Extracted data entries:
%%
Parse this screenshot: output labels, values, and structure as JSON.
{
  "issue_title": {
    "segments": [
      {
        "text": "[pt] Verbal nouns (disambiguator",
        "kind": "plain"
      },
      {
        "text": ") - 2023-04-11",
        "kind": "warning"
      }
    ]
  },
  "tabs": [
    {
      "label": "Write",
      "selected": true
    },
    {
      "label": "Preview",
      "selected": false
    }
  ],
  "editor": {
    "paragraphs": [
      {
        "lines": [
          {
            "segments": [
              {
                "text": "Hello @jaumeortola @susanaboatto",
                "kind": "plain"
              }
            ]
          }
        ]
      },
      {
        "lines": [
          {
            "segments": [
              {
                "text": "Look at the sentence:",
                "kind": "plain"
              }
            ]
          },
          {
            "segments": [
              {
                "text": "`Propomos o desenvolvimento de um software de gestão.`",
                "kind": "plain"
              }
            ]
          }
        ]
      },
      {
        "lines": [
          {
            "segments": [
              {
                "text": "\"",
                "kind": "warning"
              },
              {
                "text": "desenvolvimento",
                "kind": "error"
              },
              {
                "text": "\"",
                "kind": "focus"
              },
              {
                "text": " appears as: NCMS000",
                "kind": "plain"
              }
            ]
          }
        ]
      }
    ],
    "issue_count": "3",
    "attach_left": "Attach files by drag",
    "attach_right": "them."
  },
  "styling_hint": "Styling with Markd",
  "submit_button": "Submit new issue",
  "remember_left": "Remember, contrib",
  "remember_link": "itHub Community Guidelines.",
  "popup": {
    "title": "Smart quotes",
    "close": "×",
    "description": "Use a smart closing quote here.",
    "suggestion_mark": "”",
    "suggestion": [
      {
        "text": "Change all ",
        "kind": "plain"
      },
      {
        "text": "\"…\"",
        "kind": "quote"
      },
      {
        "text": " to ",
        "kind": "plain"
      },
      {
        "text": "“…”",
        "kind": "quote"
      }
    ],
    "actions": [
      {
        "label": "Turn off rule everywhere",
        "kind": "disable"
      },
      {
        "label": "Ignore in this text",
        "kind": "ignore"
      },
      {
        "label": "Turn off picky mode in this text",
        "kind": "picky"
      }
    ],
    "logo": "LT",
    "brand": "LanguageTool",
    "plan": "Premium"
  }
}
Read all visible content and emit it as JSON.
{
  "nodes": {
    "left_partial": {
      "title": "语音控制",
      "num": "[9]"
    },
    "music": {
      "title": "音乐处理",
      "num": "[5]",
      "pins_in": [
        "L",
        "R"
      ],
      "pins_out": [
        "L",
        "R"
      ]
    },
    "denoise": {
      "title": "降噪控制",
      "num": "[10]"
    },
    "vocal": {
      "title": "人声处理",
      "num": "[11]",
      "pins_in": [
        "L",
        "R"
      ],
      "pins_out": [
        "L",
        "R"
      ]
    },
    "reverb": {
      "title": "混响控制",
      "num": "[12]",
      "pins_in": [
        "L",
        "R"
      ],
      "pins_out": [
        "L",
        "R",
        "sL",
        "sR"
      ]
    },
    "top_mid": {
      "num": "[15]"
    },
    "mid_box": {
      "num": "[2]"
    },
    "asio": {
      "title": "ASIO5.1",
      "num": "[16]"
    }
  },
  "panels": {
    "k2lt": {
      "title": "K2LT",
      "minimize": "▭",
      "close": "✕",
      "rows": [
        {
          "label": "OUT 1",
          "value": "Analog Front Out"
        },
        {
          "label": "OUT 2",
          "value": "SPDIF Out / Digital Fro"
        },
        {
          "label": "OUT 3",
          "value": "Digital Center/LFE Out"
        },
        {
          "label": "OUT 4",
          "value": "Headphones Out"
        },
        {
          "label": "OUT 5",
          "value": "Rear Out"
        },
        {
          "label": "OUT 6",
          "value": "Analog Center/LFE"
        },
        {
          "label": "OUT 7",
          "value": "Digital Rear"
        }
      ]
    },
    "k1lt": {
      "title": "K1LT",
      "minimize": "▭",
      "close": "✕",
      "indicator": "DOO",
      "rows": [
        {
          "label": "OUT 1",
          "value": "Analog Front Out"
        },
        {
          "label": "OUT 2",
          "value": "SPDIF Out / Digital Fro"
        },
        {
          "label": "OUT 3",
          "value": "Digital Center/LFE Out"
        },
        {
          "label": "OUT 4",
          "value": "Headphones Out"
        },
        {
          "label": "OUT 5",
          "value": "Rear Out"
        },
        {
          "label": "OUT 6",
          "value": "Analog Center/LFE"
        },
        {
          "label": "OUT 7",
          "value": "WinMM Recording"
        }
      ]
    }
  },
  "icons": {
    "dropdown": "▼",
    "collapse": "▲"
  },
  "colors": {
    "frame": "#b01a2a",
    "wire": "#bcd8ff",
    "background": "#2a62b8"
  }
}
%%
Extract the complete listing above, reproducing each line exactly.

Parse this screenshot: output labels, values, and structure as JSON.
{
  "issue_title": {
    "segments": [
      {
        "text": "[pt] Verbal nouns (disambiguator",
        "kind": "plain"
      },
      {
        "text": ") - 2023-04-11",
        "kind": "warning"
      }
    ]
  },
  "tabs": [
    {
      "label": "Write",
      "selected": true
    },
    {
      "label": "Preview",
      "selected": false
    }
  ],
  "editor": {
    "paragraphs": [
      {
        "lines": [
          {
            "segments": [
              {
                "text": "Hello @jaumeortola @susanaboatto",
                "kind": "plain"
              }
            ]
          }
        ]
      },
      {
        "lines": [
          {
            "segments": [
              {
                "text": "Look at the sentence:",
                "kind": "plain"
              }
            ]
          },
          {
            "segments": [
              {
                "text": "`Propomos o desenvolvimento de um software de gestão.`",
                "kind": "plain"
              }
            ]
          }
        ]
      },
      {
        "lines": [
          {
            "segments": [
              {
                "text": "\"",
                "kind": "warning"
              },
              {
                "text": "desenvolvimento",
                "kind": "error"
              },
              {
                "text": "\"",
                "kind": "focus"
              },
              {
                "text": " appears as: NCMS000",
                "kind": "plain"
              }
            ]
          }
        ]
      }
    ],
    "issue_count": "3",
    "attach_left": "Attach files by drag",
    "attach_right": "them."
  },
  "styling_hint": "Styling with Markd",
  "submit_button": "Submit new issue",
  "remember_left": "Remember, contrib",
  "remember_link": "itHub Community Guidelines.",
  "popup": {
    "title": "Smart quotes",
    "close": "×",
    "description": "Use a smart closing quote here.",
    "suggestion_mark": "”",
    "suggestion": [
      {
        "text": "Change all ",
        "kind": "plain"
      },
      {
        "text": "\"…\"",
        "kind": "quote"
      },
      {
        "text": " to ",
        "kind": "plain"
      },
      {
        "text": "“…”",
        "kind": "quote"
      }
    ],
    "actions": [
      {
        "label": "Turn off rule everywhere",
        "kind": "disable"
      },
      {
        "label": "Ignore in this text",
        "kind": "ignore"
      },
      {
        "label": "Turn off picky mode in this text",
        "kind": "picky"
      }
    ],
    "logo": "LT",
    "brand": "LanguageTool",
    "plan": "Premium"
  }
}
Read all visible content and emit it as JSON.
{
  "nodes": {
    "left_partial": {
      "title": "语音控制",
      "num": "[9]"
    },
    "music": {
      "title": "音乐处理",
      "num": "[5]",
      "pins_in": [
        "L",
        "R"
      ],
      "pins_out": [
        "L",
        "R"
      ]
    },
    "denoise": {
      "title": "降噪控制",
      "num": "[10]"
    },
    "vocal": {
      "title": "人声处理",
      "num": "[11]",
      "pins_in": [
        "L",
        "R"
      ],
      "pins_out": [
        "L",
        "R"
      ]
    },
    "reverb": {
      "title": "混响控制",
      "num": "[12]",
      "pins_in": [
        "L",
        "R"
      ],
      "pins_out": [
        "L",
        "R",
        "sL",
        "sR"
      ]
    },
    "top_mid": {
      "num": "[15]"
    },
    "mid_box": {
      "num": "[2]"
    },
    "asio": {
      "title": "ASIO5.1",
      "num": "[16]"
    }
  },
  "panels": {
    "k2lt": {
      "title": "K2LT",
      "minimize": "▭",
      "close": "✕",
      "rows": [
        {
          "label": "OUT 1",
          "value": "Analog Front Out"
        },
        {
          "label": "OUT 2",
          "value": "SPDIF Out / Digital Fro"
        },
        {
          "label": "OUT 3",
          "value": "Digital Center/LFE Out"
        },
        {
          "label": "OUT 4",
          "value": "Headphones Out"
        },
        {
          "label": "OUT 5",
          "value": "Rear Out"
        },
        {
          "label": "OUT 6",
          "value": "Analog Center/LFE"
        },
        {
          "label": "OUT 7",
          "value": "Digital Rear"
        }
      ]
    },
    "k1lt": {
      "title": "K1LT",
      "minimize": "▭",
      "close": "✕",
      "indicator": "DOO",
      "rows": [
        {
          "label": "OUT 1",
          "value": "Analog Front Out"
        },
        {
          "label": "OUT 2",
          "value": "SPDIF Out / Digital Fro"
        },
        {
          "label": "OUT 3",
          "value": "Digital Center/LFE Out"
        },
        {
          "label": "OUT 4",
          "value": "Headphones Out"
        },
        {
          "label": "OUT 5",
          "value": "Rear Out"
        },
        {
          "label": "OUT 6",
          "value": "Analog Center/LFE"
        },
        {
          "label": "OUT 7",
          "value": "WinMM Recording"
        }
      ]
    }
  },
  "icons": {
    "dropdown": "▼",
    "collapse": "▲"
  },
  "colors": {
    "frame": "#b01a2a",
    "wire": "#bcd8ff",
    "background": "#2a62b8"
  }
}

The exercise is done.